■ **WHAT TO PRODUCE**
Every line below must be reproduced exactly. Copy them all.

[Stored data entries]
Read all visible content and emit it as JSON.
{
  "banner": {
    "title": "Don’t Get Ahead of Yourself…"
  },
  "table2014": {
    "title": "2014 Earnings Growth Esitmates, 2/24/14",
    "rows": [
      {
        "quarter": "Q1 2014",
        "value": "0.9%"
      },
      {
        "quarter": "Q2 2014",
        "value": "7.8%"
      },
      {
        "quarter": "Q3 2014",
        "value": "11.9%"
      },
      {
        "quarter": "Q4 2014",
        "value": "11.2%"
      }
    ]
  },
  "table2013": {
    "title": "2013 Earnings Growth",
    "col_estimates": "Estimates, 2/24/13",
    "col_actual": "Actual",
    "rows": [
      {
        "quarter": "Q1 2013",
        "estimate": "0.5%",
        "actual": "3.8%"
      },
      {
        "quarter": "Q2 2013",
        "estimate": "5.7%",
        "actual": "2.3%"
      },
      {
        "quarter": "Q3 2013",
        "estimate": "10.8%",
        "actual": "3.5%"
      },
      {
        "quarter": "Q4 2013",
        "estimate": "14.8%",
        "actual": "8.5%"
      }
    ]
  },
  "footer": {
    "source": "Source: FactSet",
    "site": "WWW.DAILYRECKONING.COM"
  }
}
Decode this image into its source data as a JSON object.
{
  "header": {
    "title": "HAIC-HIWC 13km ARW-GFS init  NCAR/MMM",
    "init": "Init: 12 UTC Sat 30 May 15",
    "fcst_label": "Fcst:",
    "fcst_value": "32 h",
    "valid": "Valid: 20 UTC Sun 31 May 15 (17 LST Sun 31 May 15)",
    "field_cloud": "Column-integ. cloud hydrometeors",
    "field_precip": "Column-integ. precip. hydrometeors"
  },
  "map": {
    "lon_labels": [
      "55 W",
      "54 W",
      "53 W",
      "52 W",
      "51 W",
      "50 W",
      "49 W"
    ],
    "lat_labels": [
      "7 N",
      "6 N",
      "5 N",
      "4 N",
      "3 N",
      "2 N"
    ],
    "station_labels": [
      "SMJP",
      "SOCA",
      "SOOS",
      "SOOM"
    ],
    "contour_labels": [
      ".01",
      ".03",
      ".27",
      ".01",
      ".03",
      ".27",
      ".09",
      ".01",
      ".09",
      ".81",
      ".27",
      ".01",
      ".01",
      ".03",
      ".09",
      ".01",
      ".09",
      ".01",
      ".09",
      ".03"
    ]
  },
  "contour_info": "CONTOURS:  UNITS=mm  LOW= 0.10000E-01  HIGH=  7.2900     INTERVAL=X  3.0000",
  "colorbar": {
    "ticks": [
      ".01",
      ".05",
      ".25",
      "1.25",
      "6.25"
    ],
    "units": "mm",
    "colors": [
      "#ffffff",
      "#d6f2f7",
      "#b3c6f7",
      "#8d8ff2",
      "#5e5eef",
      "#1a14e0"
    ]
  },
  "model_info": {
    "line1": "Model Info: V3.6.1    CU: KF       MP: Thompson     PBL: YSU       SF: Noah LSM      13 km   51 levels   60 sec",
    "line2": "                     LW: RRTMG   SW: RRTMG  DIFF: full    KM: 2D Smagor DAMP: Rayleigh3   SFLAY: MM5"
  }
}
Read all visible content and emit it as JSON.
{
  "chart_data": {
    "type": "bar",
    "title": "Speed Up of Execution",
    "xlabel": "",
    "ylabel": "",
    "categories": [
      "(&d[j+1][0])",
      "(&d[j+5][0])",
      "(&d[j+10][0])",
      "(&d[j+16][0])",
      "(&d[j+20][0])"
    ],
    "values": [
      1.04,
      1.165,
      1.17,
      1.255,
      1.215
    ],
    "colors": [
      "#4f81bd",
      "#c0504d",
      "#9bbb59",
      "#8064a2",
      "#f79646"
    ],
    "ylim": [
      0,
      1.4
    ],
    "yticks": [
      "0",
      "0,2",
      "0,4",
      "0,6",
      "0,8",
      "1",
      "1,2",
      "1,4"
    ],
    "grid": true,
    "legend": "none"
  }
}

■ **REPLY TO THE EXERCISE**
Read all visible content and emit it as JSON.
{
  "banner": {
    "title": "Don’t Get Ahead of Yourself…"
  },
  "table2014": {
    "title": "2014 Earnings Growth Esitmates, 2/24/14",
    "rows": [
      {
        "quarter": "Q1 2014",
        "value": "0.9%"
      },
      {
        "quarter": "Q2 2014",
        "value": "7.8%"
      },
      {
        "quarter": "Q3 2014",
        "value": "11.9%"
      },
      {
        "quarter": "Q4 2014",
        "value": "11.2%"
      }
    ]
  },
  "table2013": {
    "title": "2013 Earnings Growth",
    "col_estimates": "Estimates, 2/24/13",
    "col_actual": "Actual",
    "rows": [
      {
        "quarter": "Q1 2013",
        "estimate": "0.5%",
        "actual": "3.8%"
      },
      {
        "quarter": "Q2 2013",
        "estimate": "5.7%",
        "actual": "2.3%"
      },
      {
        "quarter": "Q3 2013",
        "estimate": "10.8%",
        "actual": "3.5%"
      },
      {
        "quarter": "Q4 2013",
        "estimate": "14.8%",
        "actual": "8.5%"
      }
    ]
  },
  "footer": {
    "source": "Source: FactSet",
    "site": "WWW.DAILYRECKONING.COM"
  }
}
Decode this image into its source data as a JSON object.
{
  "header": {
    "title": "HAIC-HIWC 13km ARW-GFS init  NCAR/MMM",
    "init": "Init: 12 UTC Sat 30 May 15",
    "fcst_label": "Fcst:",
    "fcst_value": "32 h",
    "valid": "Valid: 20 UTC Sun 31 May 15 (17 LST Sun 31 May 15)",
    "field_cloud": "Column-integ. cloud hydrometeors",
    "field_precip": "Column-integ. precip. hydrometeors"
  },
  "map": {
    "lon_labels": [
      "55 W",
      "54 W",
      "53 W",
      "52 W",
      "51 W",
      "50 W",
      "49 W"
    ],
    "lat_labels": [
      "7 N",
      "6 N",
      "5 N",
      "4 N",
      "3 N",
      "2 N"
    ],
    "station_labels": [
      "SMJP",
      "SOCA",
      "SOOS",
      "SOOM"
    ],
    "contour_labels": [
      ".01",
      ".03",
      ".27",
      ".01",
      ".03",
      ".27",
      ".09",
      ".01",
      ".09",
      ".81",
      ".27",
      ".01",
      ".01",
      ".03",
      ".09",
      ".01",
      ".09",
      ".01",
      ".09",
      ".03"
    ]
  },
  "contour_info": "CONTOURS:  UNITS=mm  LOW= 0.10000E-01  HIGH=  7.2900     INTERVAL=X  3.0000",
  "colorbar": {
    "ticks": [
      ".01",
      ".05",
      ".25",
      "1.25",
      "6.25"
    ],
    "units": "mm",
    "colors": [
      "#ffffff",
      "#d6f2f7",
      "#b3c6f7",
      "#8d8ff2",
      "#5e5eef",
      "#1a14e0"
    ]
  },
  "model_info": {
    "line1": "Model Info: V3.6.1    CU: KF       MP: Thompson     PBL: YSU       SF: Noah LSM      13 km   51 levels   60 sec",
    "line2": "                     LW: RRTMG   SW: RRTMG  DIFF: full    KM: 2D Smagor DAMP: Rayleigh3   SFLAY: MM5"
  }
}
Read all visible content and emit it as JSON.
{
  "chart_data": {
    "type": "bar",
    "title": "Speed Up of Execution",
    "xlabel": "",
    "ylabel": "",
    "categories": [
      "(&d[j+1][0])",
      "(&d[j+5][0])",
      "(&d[j+10][0])",
      "(&d[j+16][0])",
      "(&d[j+20][0])"
    ],
    "values": [
      1.04,
      1.165,
      1.17,
      1.255,
      1.215
    ],
    "colors": [
      "#4f81bd",
      "#c0504d",
      "#9bbb59",
      "#8064a2",
      "#f79646"
    ],
    "ylim": [
      0,
      1.4
    ],
    "yticks": [
      "0",
      "0,2",
      "0,4",
      "0,6",
      "0,8",
      "1",
      "1,2",
      "1,4"
    ],
    "grid": true,
    "legend": "none"
  }
}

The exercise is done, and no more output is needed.